Entries taken from a collection:

↓↓↓

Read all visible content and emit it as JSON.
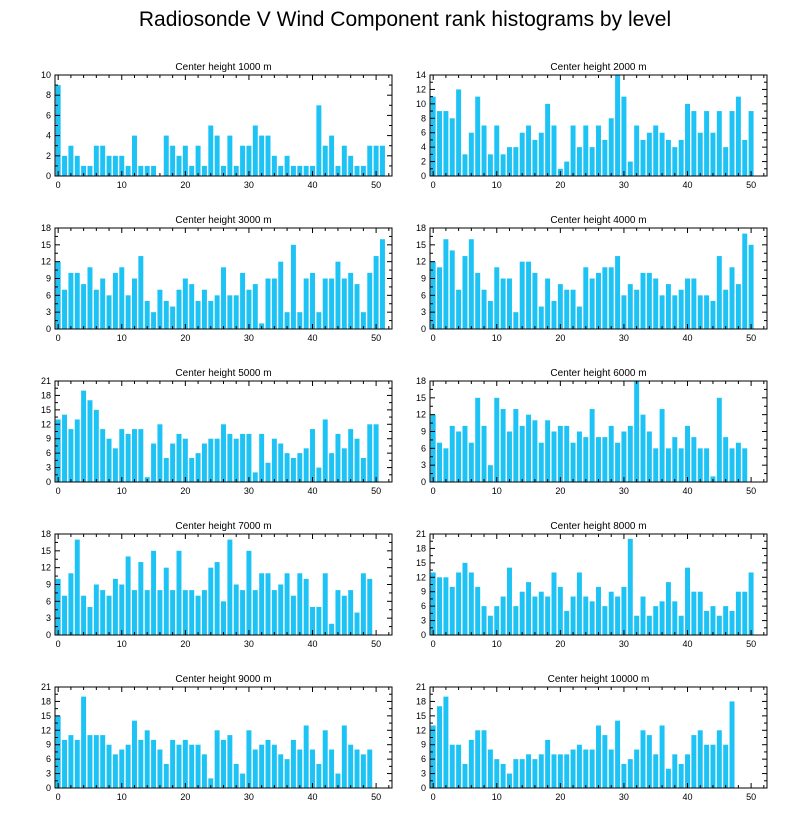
{
  "title": "Radiosonde V Wind Component rank histograms by level",
  "bar_color": "#1ec3f5",
  "chart_data": [
    {
      "type": "bar",
      "title": "Center height 1000 m",
      "ylim": [
        0,
        10
      ],
      "yticks": [
        0,
        2,
        4,
        6,
        8,
        10
      ],
      "xticks": [
        0,
        10,
        20,
        30,
        40,
        50
      ],
      "categories": [
        0,
        1,
        2,
        3,
        4,
        5,
        6,
        7,
        8,
        9,
        10,
        11,
        12,
        13,
        14,
        15,
        16,
        17,
        18,
        19,
        20,
        21,
        22,
        23,
        24,
        25,
        26,
        27,
        28,
        29,
        30,
        31,
        32,
        33,
        34,
        35,
        36,
        37,
        38,
        39,
        40,
        41,
        42,
        43,
        44,
        45,
        46,
        47,
        48,
        49,
        50,
        51
      ],
      "values": [
        9,
        2,
        3,
        2,
        1,
        1,
        3,
        3,
        2,
        2,
        2,
        1,
        4,
        1,
        1,
        1,
        0,
        4,
        3,
        2,
        3,
        1,
        3,
        1,
        5,
        4,
        1,
        4,
        1,
        3,
        3,
        5,
        4,
        4,
        2,
        1,
        2,
        1,
        1,
        1,
        1,
        7,
        3,
        4,
        1,
        3,
        2,
        1,
        1,
        3,
        3,
        3
      ]
    },
    {
      "type": "bar",
      "title": "Center height 2000 m",
      "ylim": [
        0,
        14
      ],
      "yticks": [
        0,
        2,
        4,
        6,
        8,
        10,
        12,
        14
      ],
      "xticks": [
        0,
        10,
        20,
        30,
        40,
        50
      ],
      "categories": [
        0,
        1,
        2,
        3,
        4,
        5,
        6,
        7,
        8,
        9,
        10,
        11,
        12,
        13,
        14,
        15,
        16,
        17,
        18,
        19,
        20,
        21,
        22,
        23,
        24,
        25,
        26,
        27,
        28,
        29,
        30,
        31,
        32,
        33,
        34,
        35,
        36,
        37,
        38,
        39,
        40,
        41,
        42,
        43,
        44,
        45,
        46,
        47,
        48,
        49,
        50,
        51
      ],
      "values": [
        11,
        9,
        9,
        8,
        12,
        3,
        6,
        11,
        7,
        3,
        7,
        3,
        4,
        4,
        6,
        7,
        5,
        6,
        10,
        7,
        1,
        2,
        7,
        4,
        7,
        4,
        7,
        5,
        8,
        14,
        11,
        2,
        7,
        5,
        6,
        7,
        6,
        5,
        4,
        5,
        10,
        9,
        6,
        9,
        6,
        9,
        4,
        9,
        11,
        5,
        9,
        0
      ]
    },
    {
      "type": "bar",
      "title": "Center height 3000 m",
      "ylim": [
        0,
        18
      ],
      "yticks": [
        0,
        3,
        6,
        9,
        12,
        15,
        18
      ],
      "xticks": [
        0,
        10,
        20,
        30,
        40,
        50
      ],
      "categories": [
        0,
        1,
        2,
        3,
        4,
        5,
        6,
        7,
        8,
        9,
        10,
        11,
        12,
        13,
        14,
        15,
        16,
        17,
        18,
        19,
        20,
        21,
        22,
        23,
        24,
        25,
        26,
        27,
        28,
        29,
        30,
        31,
        32,
        33,
        34,
        35,
        36,
        37,
        38,
        39,
        40,
        41,
        42,
        43,
        44,
        45,
        46,
        47,
        48,
        49,
        50,
        51
      ],
      "values": [
        12,
        7,
        10,
        10,
        8,
        11,
        7,
        9,
        6,
        10,
        11,
        6,
        9,
        13,
        5,
        3,
        7,
        5,
        4,
        7,
        9,
        8,
        5,
        7,
        5,
        6,
        11,
        6,
        6,
        10,
        7,
        8,
        1,
        9,
        9,
        12,
        3,
        15,
        3,
        9,
        10,
        3,
        9,
        9,
        12,
        9,
        10,
        8,
        3,
        10,
        13,
        16
      ]
    },
    {
      "type": "bar",
      "title": "Center height 4000 m",
      "ylim": [
        0,
        18
      ],
      "yticks": [
        0,
        3,
        6,
        9,
        12,
        15,
        18
      ],
      "xticks": [
        0,
        10,
        20,
        30,
        40,
        50
      ],
      "categories": [
        0,
        1,
        2,
        3,
        4,
        5,
        6,
        7,
        8,
        9,
        10,
        11,
        12,
        13,
        14,
        15,
        16,
        17,
        18,
        19,
        20,
        21,
        22,
        23,
        24,
        25,
        26,
        27,
        28,
        29,
        30,
        31,
        32,
        33,
        34,
        35,
        36,
        37,
        38,
        39,
        40,
        41,
        42,
        43,
        44,
        45,
        46,
        47,
        48,
        49,
        50,
        51
      ],
      "values": [
        12,
        11,
        16,
        14,
        7,
        13,
        16,
        10,
        7,
        5,
        11,
        9,
        9,
        3,
        12,
        12,
        10,
        4,
        9,
        5,
        8,
        7,
        7,
        4,
        11,
        9,
        10,
        11,
        11,
        13,
        6,
        8,
        7,
        10,
        10,
        9,
        6,
        8,
        6,
        7,
        9,
        9,
        6,
        6,
        5,
        13,
        7,
        11,
        8,
        17,
        15,
        0
      ]
    },
    {
      "type": "bar",
      "title": "Center height 5000 m",
      "ylim": [
        0,
        21
      ],
      "yticks": [
        0,
        3,
        6,
        9,
        12,
        15,
        18,
        21
      ],
      "xticks": [
        0,
        10,
        20,
        30,
        40,
        50
      ],
      "categories": [
        0,
        1,
        2,
        3,
        4,
        5,
        6,
        7,
        8,
        9,
        10,
        11,
        12,
        13,
        14,
        15,
        16,
        17,
        18,
        19,
        20,
        21,
        22,
        23,
        24,
        25,
        26,
        27,
        28,
        29,
        30,
        31,
        32,
        33,
        34,
        35,
        36,
        37,
        38,
        39,
        40,
        41,
        42,
        43,
        44,
        45,
        46,
        47,
        48,
        49,
        50,
        51
      ],
      "values": [
        13,
        14,
        11,
        13,
        19,
        17,
        15,
        11,
        9,
        7,
        11,
        10,
        11,
        11,
        1,
        8,
        12,
        5,
        8,
        10,
        9,
        5,
        6,
        8,
        9,
        9,
        12,
        10,
        9,
        10,
        10,
        2,
        10,
        4,
        9,
        8,
        6,
        5,
        6,
        7,
        11,
        3,
        13,
        6,
        10,
        7,
        11,
        9,
        5,
        12,
        12,
        0
      ]
    },
    {
      "type": "bar",
      "title": "Center height 6000 m",
      "ylim": [
        0,
        18
      ],
      "yticks": [
        0,
        3,
        6,
        9,
        12,
        15,
        18
      ],
      "xticks": [
        0,
        10,
        20,
        30,
        40,
        50
      ],
      "categories": [
        0,
        1,
        2,
        3,
        4,
        5,
        6,
        7,
        8,
        9,
        10,
        11,
        12,
        13,
        14,
        15,
        16,
        17,
        18,
        19,
        20,
        21,
        22,
        23,
        24,
        25,
        26,
        27,
        28,
        29,
        30,
        31,
        32,
        33,
        34,
        35,
        36,
        37,
        38,
        39,
        40,
        41,
        42,
        43,
        44,
        45,
        46,
        47,
        48,
        49,
        50,
        51
      ],
      "values": [
        12,
        7,
        6,
        10,
        9,
        10,
        7,
        15,
        10,
        3,
        15,
        13,
        9,
        13,
        10,
        12,
        11,
        7,
        11,
        9,
        10,
        10,
        7,
        9,
        8,
        13,
        8,
        8,
        10,
        7,
        9,
        10,
        18,
        12,
        9,
        6,
        13,
        6,
        8,
        6,
        10,
        8,
        6,
        6,
        1,
        15,
        8,
        6,
        7,
        6,
        0,
        0
      ]
    },
    {
      "type": "bar",
      "title": "Center height 7000 m",
      "ylim": [
        0,
        18
      ],
      "yticks": [
        0,
        3,
        6,
        9,
        12,
        15,
        18
      ],
      "xticks": [
        0,
        10,
        20,
        30,
        40,
        50
      ],
      "categories": [
        0,
        1,
        2,
        3,
        4,
        5,
        6,
        7,
        8,
        9,
        10,
        11,
        12,
        13,
        14,
        15,
        16,
        17,
        18,
        19,
        20,
        21,
        22,
        23,
        24,
        25,
        26,
        27,
        28,
        29,
        30,
        31,
        32,
        33,
        34,
        35,
        36,
        37,
        38,
        39,
        40,
        41,
        42,
        43,
        44,
        45,
        46,
        47,
        48,
        49,
        50,
        51
      ],
      "values": [
        10,
        7,
        11,
        17,
        7,
        5,
        9,
        8,
        7,
        10,
        9,
        14,
        8,
        13,
        8,
        15,
        8,
        12,
        8,
        15,
        8,
        8,
        7,
        8,
        12,
        13,
        6,
        17,
        9,
        8,
        15,
        8,
        11,
        11,
        8,
        9,
        11,
        7,
        11,
        10,
        5,
        5,
        11,
        2,
        8,
        7,
        8,
        4,
        11,
        10,
        0,
        0
      ]
    },
    {
      "type": "bar",
      "title": "Center height 8000 m",
      "ylim": [
        0,
        21
      ],
      "yticks": [
        0,
        3,
        6,
        9,
        12,
        15,
        18,
        21
      ],
      "xticks": [
        0,
        10,
        20,
        30,
        40,
        50
      ],
      "categories": [
        0,
        1,
        2,
        3,
        4,
        5,
        6,
        7,
        8,
        9,
        10,
        11,
        12,
        13,
        14,
        15,
        16,
        17,
        18,
        19,
        20,
        21,
        22,
        23,
        24,
        25,
        26,
        27,
        28,
        29,
        30,
        31,
        32,
        33,
        34,
        35,
        36,
        37,
        38,
        39,
        40,
        41,
        42,
        43,
        44,
        45,
        46,
        47,
        48,
        49,
        50,
        51
      ],
      "values": [
        13,
        12,
        12,
        10,
        13,
        15,
        13,
        10,
        6,
        4,
        6,
        8,
        14,
        6,
        9,
        11,
        8,
        9,
        8,
        13,
        10,
        5,
        8,
        13,
        8,
        7,
        10,
        6,
        9,
        8,
        10,
        20,
        4,
        8,
        4,
        6,
        7,
        11,
        7,
        4,
        14,
        9,
        9,
        5,
        6,
        4,
        6,
        5,
        9,
        9,
        13,
        0
      ]
    },
    {
      "type": "bar",
      "title": "Center height 9000 m",
      "ylim": [
        0,
        21
      ],
      "yticks": [
        0,
        3,
        6,
        9,
        12,
        15,
        18,
        21
      ],
      "xticks": [
        0,
        10,
        20,
        30,
        40,
        50
      ],
      "categories": [
        0,
        1,
        2,
        3,
        4,
        5,
        6,
        7,
        8,
        9,
        10,
        11,
        12,
        13,
        14,
        15,
        16,
        17,
        18,
        19,
        20,
        21,
        22,
        23,
        24,
        25,
        26,
        27,
        28,
        29,
        30,
        31,
        32,
        33,
        34,
        35,
        36,
        37,
        38,
        39,
        40,
        41,
        42,
        43,
        44,
        45,
        46,
        47,
        48,
        49,
        50,
        51
      ],
      "values": [
        15,
        10,
        11,
        10,
        19,
        11,
        11,
        11,
        9,
        7,
        8,
        9,
        14,
        10,
        12,
        10,
        8,
        5,
        10,
        9,
        10,
        9,
        9,
        7,
        2,
        12,
        10,
        11,
        5,
        3,
        12,
        8,
        9,
        10,
        9,
        7,
        6,
        10,
        8,
        13,
        8,
        5,
        12,
        8,
        3,
        13,
        9,
        8,
        7,
        8,
        0,
        0
      ]
    },
    {
      "type": "bar",
      "title": "Center height 10000 m",
      "ylim": [
        0,
        21
      ],
      "yticks": [
        0,
        3,
        6,
        9,
        12,
        15,
        18,
        21
      ],
      "xticks": [
        0,
        10,
        20,
        30,
        40,
        50
      ],
      "categories": [
        0,
        1,
        2,
        3,
        4,
        5,
        6,
        7,
        8,
        9,
        10,
        11,
        12,
        13,
        14,
        15,
        16,
        17,
        18,
        19,
        20,
        21,
        22,
        23,
        24,
        25,
        26,
        27,
        28,
        29,
        30,
        31,
        32,
        33,
        34,
        35,
        36,
        37,
        38,
        39,
        40,
        41,
        42,
        43,
        44,
        45,
        46,
        47,
        48,
        49,
        50,
        51
      ],
      "values": [
        13,
        17,
        19,
        9,
        9,
        5,
        10,
        12,
        12,
        8,
        6,
        5,
        3,
        6,
        6,
        7,
        6,
        7,
        10,
        7,
        7,
        7,
        8,
        9,
        8,
        8,
        13,
        11,
        8,
        14,
        5,
        6,
        8,
        12,
        11,
        7,
        13,
        4,
        7,
        5,
        7,
        11,
        12,
        9,
        9,
        12,
        9,
        18,
        0,
        0,
        0,
        0
      ]
    }
  ]
}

↑↑↑

### [Objective]
Find each line holding the string "Center" and copy it out.

### [Task output]
      "title": "Center height 1000 m",
      "title": "Center height 2000 m",
      "title": "Center height 3000 m",
      "title": "Center height 4000 m",
      "title": "Center height 5000 m",
      "title": "Center height 6000 m",
      "title": "Center height 7000 m",
      "title": "Center height 8000 m",
      "title": "Center height 9000 m",
      "title": "Center height 10000 m",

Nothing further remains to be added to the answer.